▶ Required work
Restate the entries below verbatim.

[BEGIN]

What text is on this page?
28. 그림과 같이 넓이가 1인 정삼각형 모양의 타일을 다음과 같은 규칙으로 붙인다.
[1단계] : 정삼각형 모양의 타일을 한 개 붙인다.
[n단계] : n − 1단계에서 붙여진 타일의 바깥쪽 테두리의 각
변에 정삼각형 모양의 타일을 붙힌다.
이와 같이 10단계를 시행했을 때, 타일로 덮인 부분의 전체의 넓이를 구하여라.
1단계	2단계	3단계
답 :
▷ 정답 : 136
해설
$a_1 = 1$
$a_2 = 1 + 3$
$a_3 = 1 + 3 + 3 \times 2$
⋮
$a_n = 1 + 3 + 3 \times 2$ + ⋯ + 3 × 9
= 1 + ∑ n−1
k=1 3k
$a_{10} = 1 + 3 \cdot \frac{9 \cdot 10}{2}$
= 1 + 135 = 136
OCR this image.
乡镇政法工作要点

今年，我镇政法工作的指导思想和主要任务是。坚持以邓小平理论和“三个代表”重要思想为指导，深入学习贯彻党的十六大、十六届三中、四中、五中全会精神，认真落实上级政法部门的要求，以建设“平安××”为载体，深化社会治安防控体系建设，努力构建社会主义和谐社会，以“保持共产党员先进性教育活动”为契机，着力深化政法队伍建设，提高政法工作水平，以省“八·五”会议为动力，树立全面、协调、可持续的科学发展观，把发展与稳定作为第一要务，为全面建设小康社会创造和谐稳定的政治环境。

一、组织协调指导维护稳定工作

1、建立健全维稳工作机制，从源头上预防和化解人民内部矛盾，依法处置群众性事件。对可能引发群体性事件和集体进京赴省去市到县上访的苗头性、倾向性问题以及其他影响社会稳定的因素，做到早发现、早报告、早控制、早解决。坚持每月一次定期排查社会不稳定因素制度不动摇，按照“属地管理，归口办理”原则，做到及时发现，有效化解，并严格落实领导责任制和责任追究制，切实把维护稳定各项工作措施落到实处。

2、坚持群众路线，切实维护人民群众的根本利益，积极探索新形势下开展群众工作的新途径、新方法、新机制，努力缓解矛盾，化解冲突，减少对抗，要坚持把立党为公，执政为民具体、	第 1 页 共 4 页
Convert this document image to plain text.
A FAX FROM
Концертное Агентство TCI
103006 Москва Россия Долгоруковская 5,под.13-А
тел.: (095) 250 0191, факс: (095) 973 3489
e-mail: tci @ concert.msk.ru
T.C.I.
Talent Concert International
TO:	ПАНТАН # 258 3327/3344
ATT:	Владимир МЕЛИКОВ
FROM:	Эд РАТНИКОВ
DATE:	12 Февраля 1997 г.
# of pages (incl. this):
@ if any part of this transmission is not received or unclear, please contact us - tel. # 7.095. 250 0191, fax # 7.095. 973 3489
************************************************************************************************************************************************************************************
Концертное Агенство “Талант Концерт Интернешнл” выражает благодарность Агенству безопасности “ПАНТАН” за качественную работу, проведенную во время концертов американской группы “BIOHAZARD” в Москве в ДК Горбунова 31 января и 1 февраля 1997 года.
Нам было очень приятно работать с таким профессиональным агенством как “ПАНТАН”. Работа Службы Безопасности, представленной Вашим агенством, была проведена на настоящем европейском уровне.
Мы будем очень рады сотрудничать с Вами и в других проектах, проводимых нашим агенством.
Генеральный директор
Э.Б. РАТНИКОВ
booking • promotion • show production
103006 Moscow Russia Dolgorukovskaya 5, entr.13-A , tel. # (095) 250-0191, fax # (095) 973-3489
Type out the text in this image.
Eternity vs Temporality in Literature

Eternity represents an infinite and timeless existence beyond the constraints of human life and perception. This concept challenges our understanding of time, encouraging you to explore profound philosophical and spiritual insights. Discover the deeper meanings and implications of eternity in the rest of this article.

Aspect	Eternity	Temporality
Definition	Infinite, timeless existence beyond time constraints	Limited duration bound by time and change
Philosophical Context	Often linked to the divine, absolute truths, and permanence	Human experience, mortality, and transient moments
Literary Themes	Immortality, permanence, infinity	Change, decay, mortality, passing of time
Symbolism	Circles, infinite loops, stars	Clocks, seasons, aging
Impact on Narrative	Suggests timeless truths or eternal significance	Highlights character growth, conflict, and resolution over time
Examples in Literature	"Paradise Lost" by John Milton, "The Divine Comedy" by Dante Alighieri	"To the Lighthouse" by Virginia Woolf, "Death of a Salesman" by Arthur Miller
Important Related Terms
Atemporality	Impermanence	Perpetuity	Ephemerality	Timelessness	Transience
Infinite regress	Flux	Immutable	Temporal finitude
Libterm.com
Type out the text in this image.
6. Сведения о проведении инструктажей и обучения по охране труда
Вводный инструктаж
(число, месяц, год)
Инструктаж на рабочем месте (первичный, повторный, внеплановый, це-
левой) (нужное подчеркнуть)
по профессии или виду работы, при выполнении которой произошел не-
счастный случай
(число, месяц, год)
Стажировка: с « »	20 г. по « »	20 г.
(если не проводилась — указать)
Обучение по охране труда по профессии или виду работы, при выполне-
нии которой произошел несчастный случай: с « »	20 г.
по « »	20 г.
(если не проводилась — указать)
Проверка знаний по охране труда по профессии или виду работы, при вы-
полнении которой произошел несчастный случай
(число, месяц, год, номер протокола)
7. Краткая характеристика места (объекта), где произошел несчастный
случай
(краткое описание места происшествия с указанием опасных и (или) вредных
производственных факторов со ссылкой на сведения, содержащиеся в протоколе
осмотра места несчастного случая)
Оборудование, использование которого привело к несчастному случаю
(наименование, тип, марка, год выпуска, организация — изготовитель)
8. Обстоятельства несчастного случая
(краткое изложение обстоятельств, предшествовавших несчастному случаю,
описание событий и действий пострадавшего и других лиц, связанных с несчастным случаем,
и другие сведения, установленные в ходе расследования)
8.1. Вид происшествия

[END]

▶ Correct answer
What text is on this page?
28. 그림과 같이 넓이가 1인 정삼각형 모양의 타일을 다음과 같은 규칙으로 붙인다.
[1단계] : 정삼각형 모양의 타일을 한 개 붙인다.
[n단계] : n − 1단계에서 붙여진 타일의 바깥쪽 테두리의 각
변에 정삼각형 모양의 타일을 붙힌다.
이와 같이 10단계를 시행했을 때, 타일로 덮인 부분의 전체의 넓이를 구하여라.
1단계	2단계	3단계
답 :
▷ 정답 : 136
해설
$a_1 = 1$
$a_2 = 1 + 3$
$a_3 = 1 + 3 + 3 \times 2$
⋮
$a_n = 1 + 3 + 3 \times 2$ + ⋯ + 3 × 9
= 1 + ∑ n−1
k=1 3k
$a_{10} = 1 + 3 \cdot \frac{9 \cdot 10}{2}$
= 1 + 135 = 136
OCR this image.
乡镇政法工作要点

今年，我镇政法工作的指导思想和主要任务是。坚持以邓小平理论和“三个代表”重要思想为指导，深入学习贯彻党的十六大、十六届三中、四中、五中全会精神，认真落实上级政法部门的要求，以建设“平安××”为载体，深化社会治安防控体系建设，努力构建社会主义和谐社会，以“保持共产党员先进性教育活动”为契机，着力深化政法队伍建设，提高政法工作水平，以省“八·五”会议为动力，树立全面、协调、可持续的科学发展观，把发展与稳定作为第一要务，为全面建设小康社会创造和谐稳定的政治环境。

一、组织协调指导维护稳定工作

1、建立健全维稳工作机制，从源头上预防和化解人民内部矛盾，依法处置群众性事件。对可能引发群体性事件和集体进京赴省去市到县上访的苗头性、倾向性问题以及其他影响社会稳定的因素，做到早发现、早报告、早控制、早解决。坚持每月一次定期排查社会不稳定因素制度不动摇，按照“属地管理，归口办理”原则，做到及时发现，有效化解，并严格落实领导责任制和责任追究制，切实把维护稳定各项工作措施落到实处。

2、坚持群众路线，切实维护人民群众的根本利益，积极探索新形势下开展群众工作的新途径、新方法、新机制，努力缓解矛盾，化解冲突，减少对抗，要坚持把立党为公，执政为民具体、	第 1 页 共 4 页
Convert this document image to plain text.
A FAX FROM
Концертное Агентство TCI
103006 Москва Россия Долгоруковская 5,под.13-А
тел.: (095) 250 0191, факс: (095) 973 3489
e-mail: tci @ concert.msk.ru
T.C.I.
Talent Concert International
TO:	ПАНТАН # 258 3327/3344
ATT:	Владимир МЕЛИКОВ
FROM:	Эд РАТНИКОВ
DATE:	12 Февраля 1997 г.
# of pages (incl. this):
@ if any part of this transmission is not received or unclear, please contact us - tel. # 7.095. 250 0191, fax # 7.095. 973 3489
************************************************************************************************************************************************************************************
Концертное Агенство “Талант Концерт Интернешнл” выражает благодарность Агенству безопасности “ПАНТАН” за качественную работу, проведенную во время концертов американской группы “BIOHAZARD” в Москве в ДК Горбунова 31 января и 1 февраля 1997 года.
Нам было очень приятно работать с таким профессиональным агенством как “ПАНТАН”. Работа Службы Безопасности, представленной Вашим агенством, была проведена на настоящем европейском уровне.
Мы будем очень рады сотрудничать с Вами и в других проектах, проводимых нашим агенством.
Генеральный директор
Э.Б. РАТНИКОВ
booking • promotion • show production
103006 Moscow Russia Dolgorukovskaya 5, entr.13-A , tel. # (095) 250-0191, fax # (095) 973-3489
Type out the text in this image.
Eternity vs Temporality in Literature

Eternity represents an infinite and timeless existence beyond the constraints of human life and perception. This concept challenges our understanding of time, encouraging you to explore profound philosophical and spiritual insights. Discover the deeper meanings and implications of eternity in the rest of this article.

Aspect	Eternity	Temporality
Definition	Infinite, timeless existence beyond time constraints	Limited duration bound by time and change
Philosophical Context	Often linked to the divine, absolute truths, and permanence	Human experience, mortality, and transient moments
Literary Themes	Immortality, permanence, infinity	Change, decay, mortality, passing of time
Symbolism	Circles, infinite loops, stars	Clocks, seasons, aging
Impact on Narrative	Suggests timeless truths or eternal significance	Highlights character growth, conflict, and resolution over time
Examples in Literature	"Paradise Lost" by John Milton, "The Divine Comedy" by Dante Alighieri	"To the Lighthouse" by Virginia Woolf, "Death of a Salesman" by Arthur Miller
Important Related Terms
Atemporality	Impermanence	Perpetuity	Ephemerality	Timelessness	Transience
Infinite regress	Flux	Immutable	Temporal finitude
Libterm.com
Type out the text in this image.
6. Сведения о проведении инструктажей и обучения по охране труда
Вводный инструктаж
(число, месяц, год)
Инструктаж на рабочем месте (первичный, повторный, внеплановый, це-
левой) (нужное подчеркнуть)
по профессии или виду работы, при выполнении которой произошел не-
счастный случай
(число, месяц, год)
Стажировка: с « »	20 г. по « »	20 г.
(если не проводилась — указать)
Обучение по охране труда по профессии или виду работы, при выполне-
нии которой произошел несчастный случай: с « »	20 г.
по « »	20 г.
(если не проводилась — указать)
Проверка знаний по охране труда по профессии или виду работы, при вы-
полнении которой произошел несчастный случай
(число, месяц, год, номер протокола)
7. Краткая характеристика места (объекта), где произошел несчастный
случай
(краткое описание места происшествия с указанием опасных и (или) вредных
производственных факторов со ссылкой на сведения, содержащиеся в протоколе
осмотра места несчастного случая)
Оборудование, использование которого привело к несчастному случаю
(наименование, тип, марка, год выпуска, организация — изготовитель)
8. Обстоятельства несчастного случая
(краткое изложение обстоятельств, предшествовавших несчастному случаю,
описание событий и действий пострадавшего и других лиц, связанных с несчастным случаем,
и другие сведения, установленные в ходе расследования)
8.1. Вид происшествия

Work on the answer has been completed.